List each line holding the string "main".

— Start of Extracted records —

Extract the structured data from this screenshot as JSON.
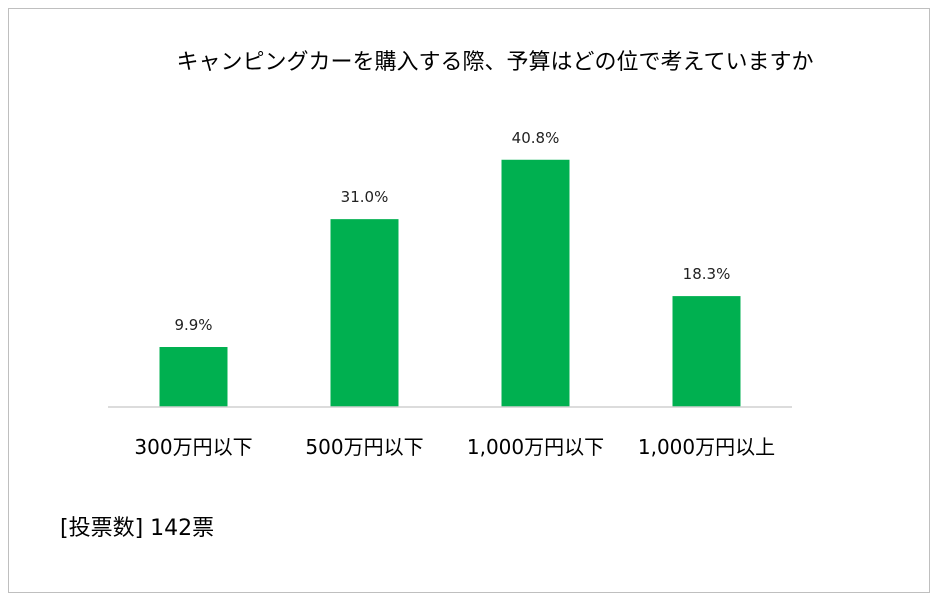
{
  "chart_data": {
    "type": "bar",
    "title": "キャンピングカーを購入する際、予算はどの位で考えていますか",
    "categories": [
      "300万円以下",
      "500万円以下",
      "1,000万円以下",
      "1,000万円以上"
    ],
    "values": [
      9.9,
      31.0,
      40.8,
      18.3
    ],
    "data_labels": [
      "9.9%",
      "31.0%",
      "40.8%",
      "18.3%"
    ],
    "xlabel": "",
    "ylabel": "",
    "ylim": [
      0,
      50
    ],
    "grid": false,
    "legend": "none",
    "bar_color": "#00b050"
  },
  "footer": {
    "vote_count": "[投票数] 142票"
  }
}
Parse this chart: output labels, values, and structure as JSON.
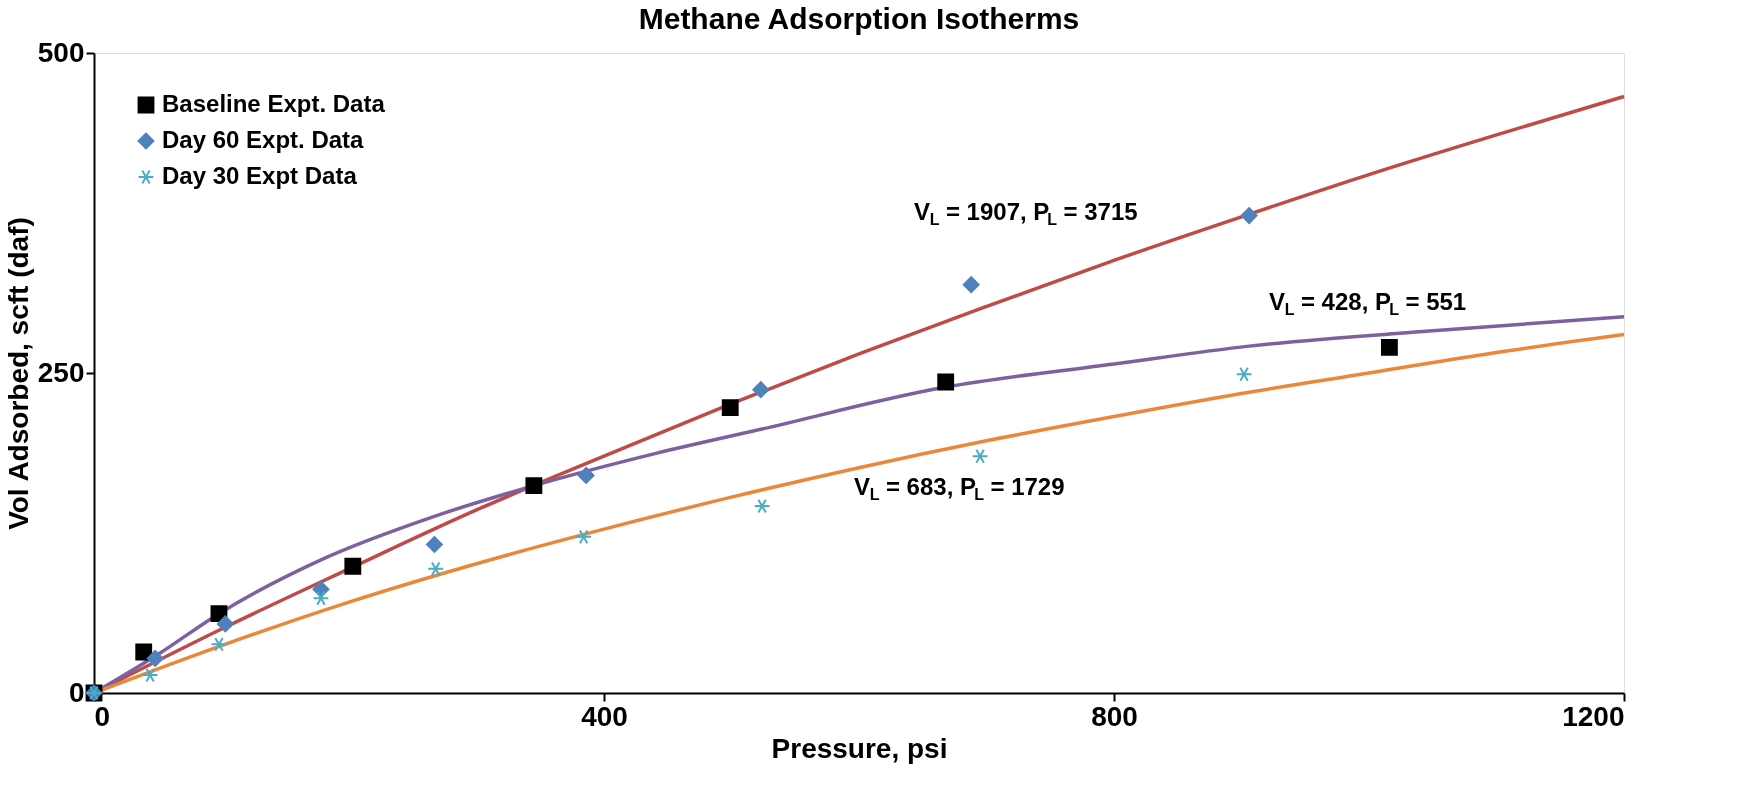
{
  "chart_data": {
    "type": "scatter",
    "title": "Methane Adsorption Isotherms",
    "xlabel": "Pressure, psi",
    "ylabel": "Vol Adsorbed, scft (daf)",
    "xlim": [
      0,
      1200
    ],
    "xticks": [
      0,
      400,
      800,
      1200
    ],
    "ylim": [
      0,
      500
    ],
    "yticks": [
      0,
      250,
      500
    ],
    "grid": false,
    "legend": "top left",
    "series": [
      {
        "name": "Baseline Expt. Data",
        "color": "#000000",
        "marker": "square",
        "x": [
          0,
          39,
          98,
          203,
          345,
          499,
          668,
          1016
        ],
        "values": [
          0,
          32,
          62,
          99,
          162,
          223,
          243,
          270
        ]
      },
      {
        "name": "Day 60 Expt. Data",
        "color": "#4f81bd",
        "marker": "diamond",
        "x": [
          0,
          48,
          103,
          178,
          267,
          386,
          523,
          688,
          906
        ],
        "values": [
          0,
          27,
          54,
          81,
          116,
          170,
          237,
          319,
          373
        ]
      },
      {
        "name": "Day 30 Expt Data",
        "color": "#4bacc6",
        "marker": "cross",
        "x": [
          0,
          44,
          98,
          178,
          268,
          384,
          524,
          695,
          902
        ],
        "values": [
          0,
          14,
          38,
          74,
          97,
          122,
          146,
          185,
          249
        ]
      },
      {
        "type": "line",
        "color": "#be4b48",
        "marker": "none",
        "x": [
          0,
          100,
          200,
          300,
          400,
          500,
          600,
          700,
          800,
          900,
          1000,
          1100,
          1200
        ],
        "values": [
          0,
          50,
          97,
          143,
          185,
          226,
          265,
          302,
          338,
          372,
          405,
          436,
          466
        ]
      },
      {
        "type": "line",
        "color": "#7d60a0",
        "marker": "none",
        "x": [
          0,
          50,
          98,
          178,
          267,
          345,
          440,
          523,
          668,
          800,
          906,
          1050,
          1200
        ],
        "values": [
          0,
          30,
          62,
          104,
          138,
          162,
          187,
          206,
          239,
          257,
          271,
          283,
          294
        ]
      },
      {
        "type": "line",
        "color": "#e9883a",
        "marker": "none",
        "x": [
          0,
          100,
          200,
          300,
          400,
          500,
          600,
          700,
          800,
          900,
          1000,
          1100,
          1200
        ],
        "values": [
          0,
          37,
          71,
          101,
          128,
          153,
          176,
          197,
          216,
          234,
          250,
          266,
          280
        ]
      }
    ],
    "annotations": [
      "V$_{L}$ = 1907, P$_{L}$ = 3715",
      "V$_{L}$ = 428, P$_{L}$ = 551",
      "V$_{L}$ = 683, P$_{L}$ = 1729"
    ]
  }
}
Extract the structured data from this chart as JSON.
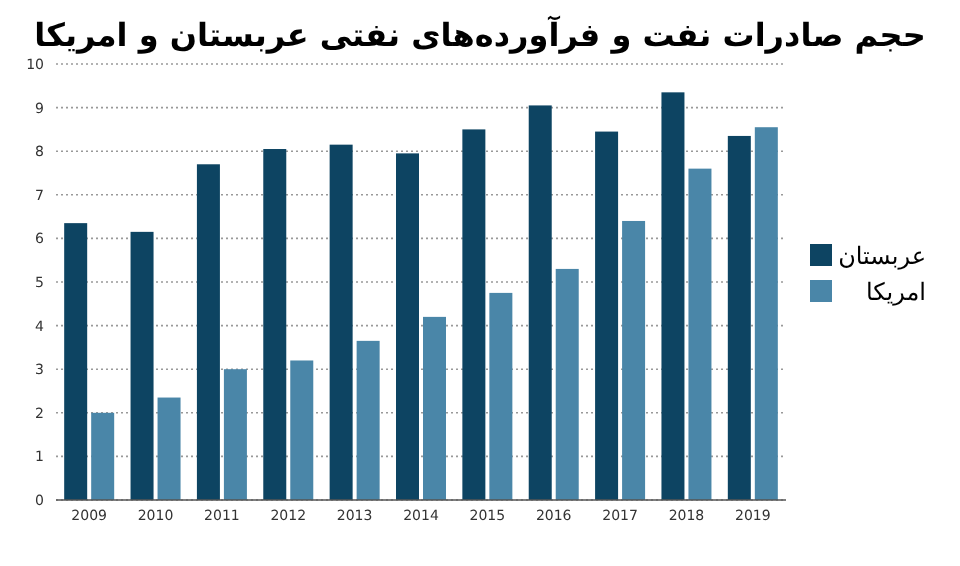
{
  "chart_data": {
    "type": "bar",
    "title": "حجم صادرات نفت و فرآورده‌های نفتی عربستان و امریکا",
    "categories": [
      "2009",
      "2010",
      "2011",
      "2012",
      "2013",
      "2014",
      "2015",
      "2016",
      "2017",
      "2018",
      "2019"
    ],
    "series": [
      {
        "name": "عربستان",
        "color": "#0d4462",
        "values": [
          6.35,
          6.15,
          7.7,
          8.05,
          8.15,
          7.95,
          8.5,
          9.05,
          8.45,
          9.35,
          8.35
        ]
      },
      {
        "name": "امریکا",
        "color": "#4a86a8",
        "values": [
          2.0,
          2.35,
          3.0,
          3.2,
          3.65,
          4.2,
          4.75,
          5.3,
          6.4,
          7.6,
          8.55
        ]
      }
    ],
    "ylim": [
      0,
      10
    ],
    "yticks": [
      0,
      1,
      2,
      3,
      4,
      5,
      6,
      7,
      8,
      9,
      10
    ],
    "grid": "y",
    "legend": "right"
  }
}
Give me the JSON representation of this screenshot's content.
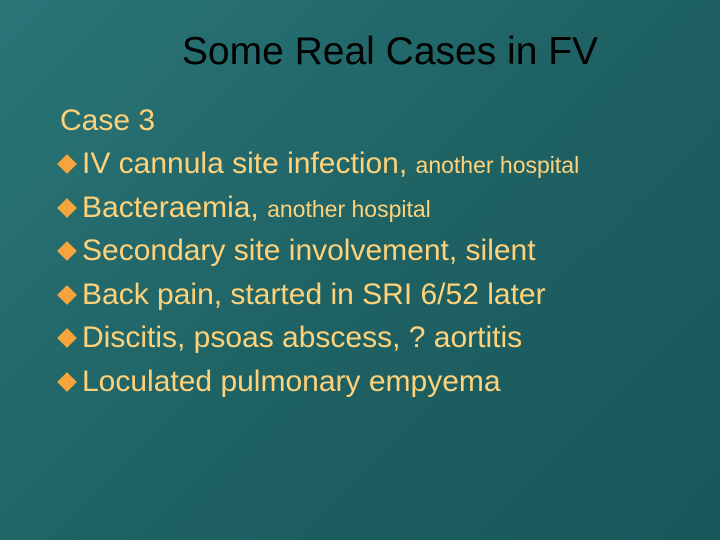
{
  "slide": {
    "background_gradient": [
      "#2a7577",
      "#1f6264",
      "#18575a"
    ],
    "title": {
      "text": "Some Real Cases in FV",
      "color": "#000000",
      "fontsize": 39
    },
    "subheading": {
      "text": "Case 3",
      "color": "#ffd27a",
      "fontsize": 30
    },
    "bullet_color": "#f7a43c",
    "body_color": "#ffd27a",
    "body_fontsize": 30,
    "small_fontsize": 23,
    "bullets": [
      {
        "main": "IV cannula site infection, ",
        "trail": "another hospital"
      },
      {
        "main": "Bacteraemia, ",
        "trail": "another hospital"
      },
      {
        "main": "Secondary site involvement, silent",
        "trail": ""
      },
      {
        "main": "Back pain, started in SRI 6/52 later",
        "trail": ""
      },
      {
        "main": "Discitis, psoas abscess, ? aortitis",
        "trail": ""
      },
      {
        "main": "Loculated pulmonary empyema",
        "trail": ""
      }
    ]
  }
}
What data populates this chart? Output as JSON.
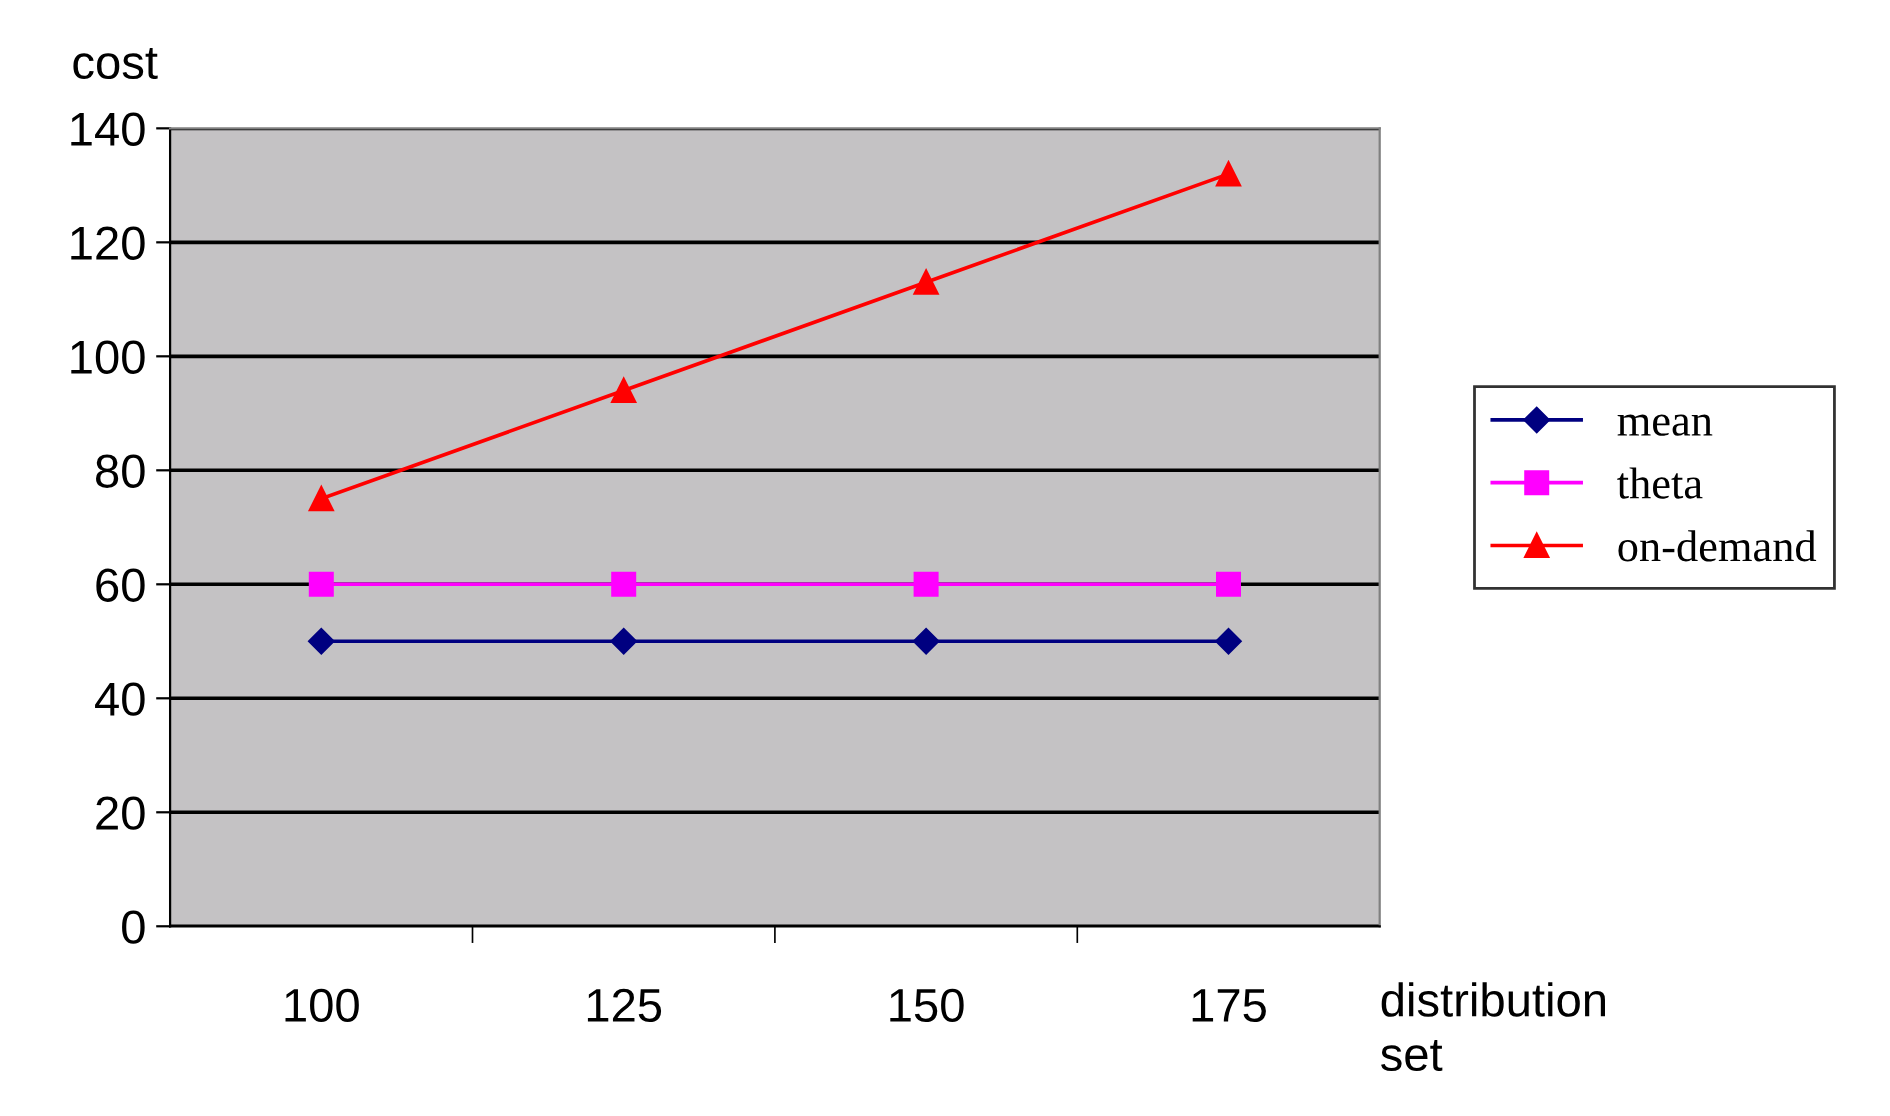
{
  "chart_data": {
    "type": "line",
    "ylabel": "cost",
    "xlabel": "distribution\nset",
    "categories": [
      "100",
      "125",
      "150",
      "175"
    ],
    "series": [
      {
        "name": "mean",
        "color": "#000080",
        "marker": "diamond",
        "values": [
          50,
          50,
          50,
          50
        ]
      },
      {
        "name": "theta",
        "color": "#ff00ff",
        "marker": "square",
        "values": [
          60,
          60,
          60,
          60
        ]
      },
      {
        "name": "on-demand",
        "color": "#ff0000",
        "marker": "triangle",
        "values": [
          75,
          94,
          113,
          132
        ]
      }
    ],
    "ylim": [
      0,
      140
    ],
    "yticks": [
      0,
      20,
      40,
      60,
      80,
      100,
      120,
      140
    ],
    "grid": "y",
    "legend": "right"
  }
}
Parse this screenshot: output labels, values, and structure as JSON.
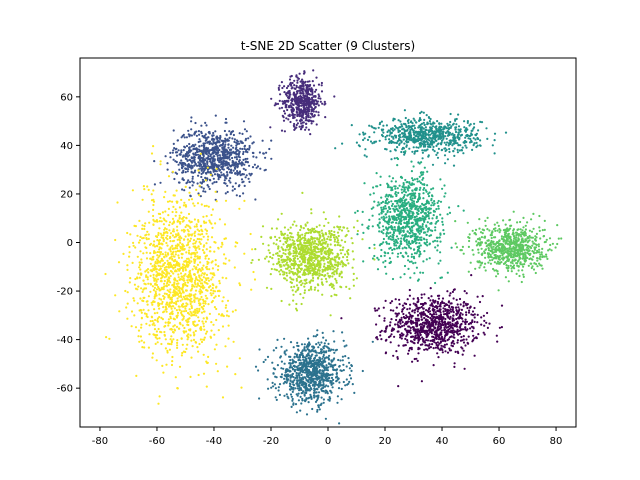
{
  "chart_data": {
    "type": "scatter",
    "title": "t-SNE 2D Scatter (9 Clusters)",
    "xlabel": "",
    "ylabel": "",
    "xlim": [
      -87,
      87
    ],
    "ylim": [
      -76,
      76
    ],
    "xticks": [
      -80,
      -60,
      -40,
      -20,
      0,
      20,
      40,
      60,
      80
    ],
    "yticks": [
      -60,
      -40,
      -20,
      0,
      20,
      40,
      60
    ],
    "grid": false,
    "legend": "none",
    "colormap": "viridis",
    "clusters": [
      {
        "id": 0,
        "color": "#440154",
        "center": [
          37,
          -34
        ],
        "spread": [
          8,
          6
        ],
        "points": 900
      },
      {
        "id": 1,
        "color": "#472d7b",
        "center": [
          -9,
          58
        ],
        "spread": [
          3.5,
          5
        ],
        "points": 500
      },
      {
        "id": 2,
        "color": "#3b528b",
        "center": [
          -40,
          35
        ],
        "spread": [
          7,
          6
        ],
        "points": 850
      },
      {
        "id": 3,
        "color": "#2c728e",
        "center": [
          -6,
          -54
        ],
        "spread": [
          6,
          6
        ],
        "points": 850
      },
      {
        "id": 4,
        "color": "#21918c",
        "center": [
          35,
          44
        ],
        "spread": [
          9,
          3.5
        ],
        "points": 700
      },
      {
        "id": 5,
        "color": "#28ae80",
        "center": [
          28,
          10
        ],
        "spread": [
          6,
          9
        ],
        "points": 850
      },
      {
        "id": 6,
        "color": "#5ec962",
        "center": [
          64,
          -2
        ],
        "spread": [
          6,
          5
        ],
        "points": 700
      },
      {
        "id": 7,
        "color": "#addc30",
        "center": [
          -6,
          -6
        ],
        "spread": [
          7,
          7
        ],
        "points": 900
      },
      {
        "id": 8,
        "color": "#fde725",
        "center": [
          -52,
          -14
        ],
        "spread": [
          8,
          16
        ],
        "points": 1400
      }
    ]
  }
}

— End of Extracted records —

- Reply
        "main": "IV cannula site infection, ",
        "main": "Bacteraemia, ",
        "main": "Secondary site involvement, silent",
        "main": "Back pain, started in SRI 6/52 later",
        "main": "Discitis, psoas abscess, ? aortitis",
        "main": "Loculated pulmonary empyema",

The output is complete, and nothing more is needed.